> Exercise brief
Repeat the material below exactly, line for line.

> Extracted data
__________________________________________________
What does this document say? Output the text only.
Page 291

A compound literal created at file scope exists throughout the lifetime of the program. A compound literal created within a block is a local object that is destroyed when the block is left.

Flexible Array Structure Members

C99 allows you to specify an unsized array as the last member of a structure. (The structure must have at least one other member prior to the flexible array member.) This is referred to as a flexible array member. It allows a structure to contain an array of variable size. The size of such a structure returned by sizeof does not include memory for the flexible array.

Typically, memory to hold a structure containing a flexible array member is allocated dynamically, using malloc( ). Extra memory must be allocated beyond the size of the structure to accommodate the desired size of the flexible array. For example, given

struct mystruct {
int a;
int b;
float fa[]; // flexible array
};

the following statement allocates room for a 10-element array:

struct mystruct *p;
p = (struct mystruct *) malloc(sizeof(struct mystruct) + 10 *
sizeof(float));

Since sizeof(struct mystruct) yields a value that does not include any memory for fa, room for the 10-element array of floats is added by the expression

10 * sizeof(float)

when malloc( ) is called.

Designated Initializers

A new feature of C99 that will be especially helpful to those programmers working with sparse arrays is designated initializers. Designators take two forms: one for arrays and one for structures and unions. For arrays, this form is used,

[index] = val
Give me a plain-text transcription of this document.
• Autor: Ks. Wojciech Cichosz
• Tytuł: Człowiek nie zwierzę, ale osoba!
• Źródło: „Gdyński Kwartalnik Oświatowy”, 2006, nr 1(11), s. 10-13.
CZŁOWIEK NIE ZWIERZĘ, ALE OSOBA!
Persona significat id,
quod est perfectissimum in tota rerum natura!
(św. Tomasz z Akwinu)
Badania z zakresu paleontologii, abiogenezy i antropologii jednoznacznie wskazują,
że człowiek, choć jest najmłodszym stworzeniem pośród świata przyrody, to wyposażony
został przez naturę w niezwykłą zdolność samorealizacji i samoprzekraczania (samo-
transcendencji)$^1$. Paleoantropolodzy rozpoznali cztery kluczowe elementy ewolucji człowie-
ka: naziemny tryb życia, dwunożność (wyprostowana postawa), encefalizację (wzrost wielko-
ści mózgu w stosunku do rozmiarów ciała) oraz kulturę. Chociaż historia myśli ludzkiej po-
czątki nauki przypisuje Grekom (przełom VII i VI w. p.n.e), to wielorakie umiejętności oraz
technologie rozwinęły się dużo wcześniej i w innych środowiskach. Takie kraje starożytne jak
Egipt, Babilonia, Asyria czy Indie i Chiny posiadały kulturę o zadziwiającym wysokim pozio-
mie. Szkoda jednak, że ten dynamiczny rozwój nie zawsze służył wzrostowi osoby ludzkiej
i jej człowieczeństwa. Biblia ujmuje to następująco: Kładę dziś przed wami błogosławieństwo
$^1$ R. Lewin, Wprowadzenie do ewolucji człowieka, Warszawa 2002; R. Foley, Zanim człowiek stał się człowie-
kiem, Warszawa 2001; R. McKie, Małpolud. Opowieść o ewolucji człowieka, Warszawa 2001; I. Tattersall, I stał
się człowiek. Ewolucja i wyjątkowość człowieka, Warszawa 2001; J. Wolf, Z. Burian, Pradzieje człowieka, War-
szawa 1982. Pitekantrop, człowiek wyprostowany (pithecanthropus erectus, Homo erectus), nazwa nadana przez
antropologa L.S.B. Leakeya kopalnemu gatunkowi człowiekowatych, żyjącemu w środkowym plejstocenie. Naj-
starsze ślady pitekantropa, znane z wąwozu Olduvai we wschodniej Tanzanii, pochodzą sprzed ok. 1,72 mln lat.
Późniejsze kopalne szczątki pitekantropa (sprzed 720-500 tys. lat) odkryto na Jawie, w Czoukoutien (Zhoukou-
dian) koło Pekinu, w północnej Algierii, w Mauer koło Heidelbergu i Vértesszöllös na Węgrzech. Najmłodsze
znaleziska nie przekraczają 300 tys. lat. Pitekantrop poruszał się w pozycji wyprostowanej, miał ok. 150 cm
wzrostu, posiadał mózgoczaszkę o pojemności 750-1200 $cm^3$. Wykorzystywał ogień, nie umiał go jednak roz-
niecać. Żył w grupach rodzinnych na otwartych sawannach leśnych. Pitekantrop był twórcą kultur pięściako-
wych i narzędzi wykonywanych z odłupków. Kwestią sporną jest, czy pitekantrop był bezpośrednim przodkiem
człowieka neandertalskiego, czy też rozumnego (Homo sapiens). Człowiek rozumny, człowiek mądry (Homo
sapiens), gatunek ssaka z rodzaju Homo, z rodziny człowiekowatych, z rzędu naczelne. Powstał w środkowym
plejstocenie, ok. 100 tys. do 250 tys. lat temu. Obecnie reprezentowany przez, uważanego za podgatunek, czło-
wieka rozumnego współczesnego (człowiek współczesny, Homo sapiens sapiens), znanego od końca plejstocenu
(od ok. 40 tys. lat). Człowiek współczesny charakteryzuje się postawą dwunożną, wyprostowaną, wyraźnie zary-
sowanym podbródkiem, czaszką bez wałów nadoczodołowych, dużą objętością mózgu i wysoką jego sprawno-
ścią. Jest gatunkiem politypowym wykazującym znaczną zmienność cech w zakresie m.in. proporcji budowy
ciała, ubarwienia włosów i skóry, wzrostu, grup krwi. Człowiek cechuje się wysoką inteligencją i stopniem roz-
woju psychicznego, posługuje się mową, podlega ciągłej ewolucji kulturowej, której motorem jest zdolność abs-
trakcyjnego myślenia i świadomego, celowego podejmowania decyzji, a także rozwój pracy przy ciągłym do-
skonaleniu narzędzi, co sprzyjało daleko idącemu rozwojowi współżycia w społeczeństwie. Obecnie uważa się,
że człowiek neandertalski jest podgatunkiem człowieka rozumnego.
__________________________________________________
> Completed exercise
What does this document say? Output the text only.
Page 291

A compound literal created at file scope exists throughout the lifetime of the program. A compound literal created within a block is a local object that is destroyed when the block is left.

Flexible Array Structure Members

C99 allows you to specify an unsized array as the last member of a structure. (The structure must have at least one other member prior to the flexible array member.) This is referred to as a flexible array member. It allows a structure to contain an array of variable size. The size of such a structure returned by sizeof does not include memory for the flexible array.

Typically, memory to hold a structure containing a flexible array member is allocated dynamically, using malloc( ). Extra memory must be allocated beyond the size of the structure to accommodate the desired size of the flexible array. For example, given

struct mystruct {
int a;
int b;
float fa[]; // flexible array
};

the following statement allocates room for a 10-element array:

struct mystruct *p;
p = (struct mystruct *) malloc(sizeof(struct mystruct) + 10 *
sizeof(float));

Since sizeof(struct mystruct) yields a value that does not include any memory for fa, room for the 10-element array of floats is added by the expression

10 * sizeof(float)

when malloc( ) is called.

Designated Initializers

A new feature of C99 that will be especially helpful to those programmers working with sparse arrays is designated initializers. Designators take two forms: one for arrays and one for structures and unions. For arrays, this form is used,

[index] = val
Give me a plain-text transcription of this document.
• Autor: Ks. Wojciech Cichosz
• Tytuł: Człowiek nie zwierzę, ale osoba!
• Źródło: „Gdyński Kwartalnik Oświatowy”, 2006, nr 1(11), s. 10-13.
CZŁOWIEK NIE ZWIERZĘ, ALE OSOBA!
Persona significat id,
quod est perfectissimum in tota rerum natura!
(św. Tomasz z Akwinu)
Badania z zakresu paleontologii, abiogenezy i antropologii jednoznacznie wskazują,
że człowiek, choć jest najmłodszym stworzeniem pośród świata przyrody, to wyposażony
został przez naturę w niezwykłą zdolność samorealizacji i samoprzekraczania (samo-
transcendencji)$^1$. Paleoantropolodzy rozpoznali cztery kluczowe elementy ewolucji człowie-
ka: naziemny tryb życia, dwunożność (wyprostowana postawa), encefalizację (wzrost wielko-
ści mózgu w stosunku do rozmiarów ciała) oraz kulturę. Chociaż historia myśli ludzkiej po-
czątki nauki przypisuje Grekom (przełom VII i VI w. p.n.e), to wielorakie umiejętności oraz
technologie rozwinęły się dużo wcześniej i w innych środowiskach. Takie kraje starożytne jak
Egipt, Babilonia, Asyria czy Indie i Chiny posiadały kulturę o zadziwiającym wysokim pozio-
mie. Szkoda jednak, że ten dynamiczny rozwój nie zawsze służył wzrostowi osoby ludzkiej
i jej człowieczeństwa. Biblia ujmuje to następująco: Kładę dziś przed wami błogosławieństwo
$^1$ R. Lewin, Wprowadzenie do ewolucji człowieka, Warszawa 2002; R. Foley, Zanim człowiek stał się człowie-
kiem, Warszawa 2001; R. McKie, Małpolud. Opowieść o ewolucji człowieka, Warszawa 2001; I. Tattersall, I stał
się człowiek. Ewolucja i wyjątkowość człowieka, Warszawa 2001; J. Wolf, Z. Burian, Pradzieje człowieka, War-
szawa 1982. Pitekantrop, człowiek wyprostowany (pithecanthropus erectus, Homo erectus), nazwa nadana przez
antropologa L.S.B. Leakeya kopalnemu gatunkowi człowiekowatych, żyjącemu w środkowym plejstocenie. Naj-
starsze ślady pitekantropa, znane z wąwozu Olduvai we wschodniej Tanzanii, pochodzą sprzed ok. 1,72 mln lat.
Późniejsze kopalne szczątki pitekantropa (sprzed 720-500 tys. lat) odkryto na Jawie, w Czoukoutien (Zhoukou-
dian) koło Pekinu, w północnej Algierii, w Mauer koło Heidelbergu i Vértesszöllös na Węgrzech. Najmłodsze
znaleziska nie przekraczają 300 tys. lat. Pitekantrop poruszał się w pozycji wyprostowanej, miał ok. 150 cm
wzrostu, posiadał mózgoczaszkę o pojemności 750-1200 $cm^3$. Wykorzystywał ogień, nie umiał go jednak roz-
niecać. Żył w grupach rodzinnych na otwartych sawannach leśnych. Pitekantrop był twórcą kultur pięściako-
wych i narzędzi wykonywanych z odłupków. Kwestią sporną jest, czy pitekantrop był bezpośrednim przodkiem
człowieka neandertalskiego, czy też rozumnego (Homo sapiens). Człowiek rozumny, człowiek mądry (Homo
sapiens), gatunek ssaka z rodzaju Homo, z rodziny człowiekowatych, z rzędu naczelne. Powstał w środkowym
plejstocenie, ok. 100 tys. do 250 tys. lat temu. Obecnie reprezentowany przez, uważanego za podgatunek, czło-
wieka rozumnego współczesnego (człowiek współczesny, Homo sapiens sapiens), znanego od końca plejstocenu
(od ok. 40 tys. lat). Człowiek współczesny charakteryzuje się postawą dwunożną, wyprostowaną, wyraźnie zary-
sowanym podbródkiem, czaszką bez wałów nadoczodołowych, dużą objętością mózgu i wysoką jego sprawno-
ścią. Jest gatunkiem politypowym wykazującym znaczną zmienność cech w zakresie m.in. proporcji budowy
ciała, ubarwienia włosów i skóry, wzrostu, grup krwi. Człowiek cechuje się wysoką inteligencją i stopniem roz-
woju psychicznego, posługuje się mową, podlega ciągłej ewolucji kulturowej, której motorem jest zdolność abs-
trakcyjnego myślenia i świadomego, celowego podejmowania decyzji, a także rozwój pracy przy ciągłym do-
skonaleniu narzędzi, co sprzyjało daleko idącemu rozwojowi współżycia w społeczeństwie. Obecnie uważa się,
że człowiek neandertalski jest podgatunkiem człowieka rozumnego.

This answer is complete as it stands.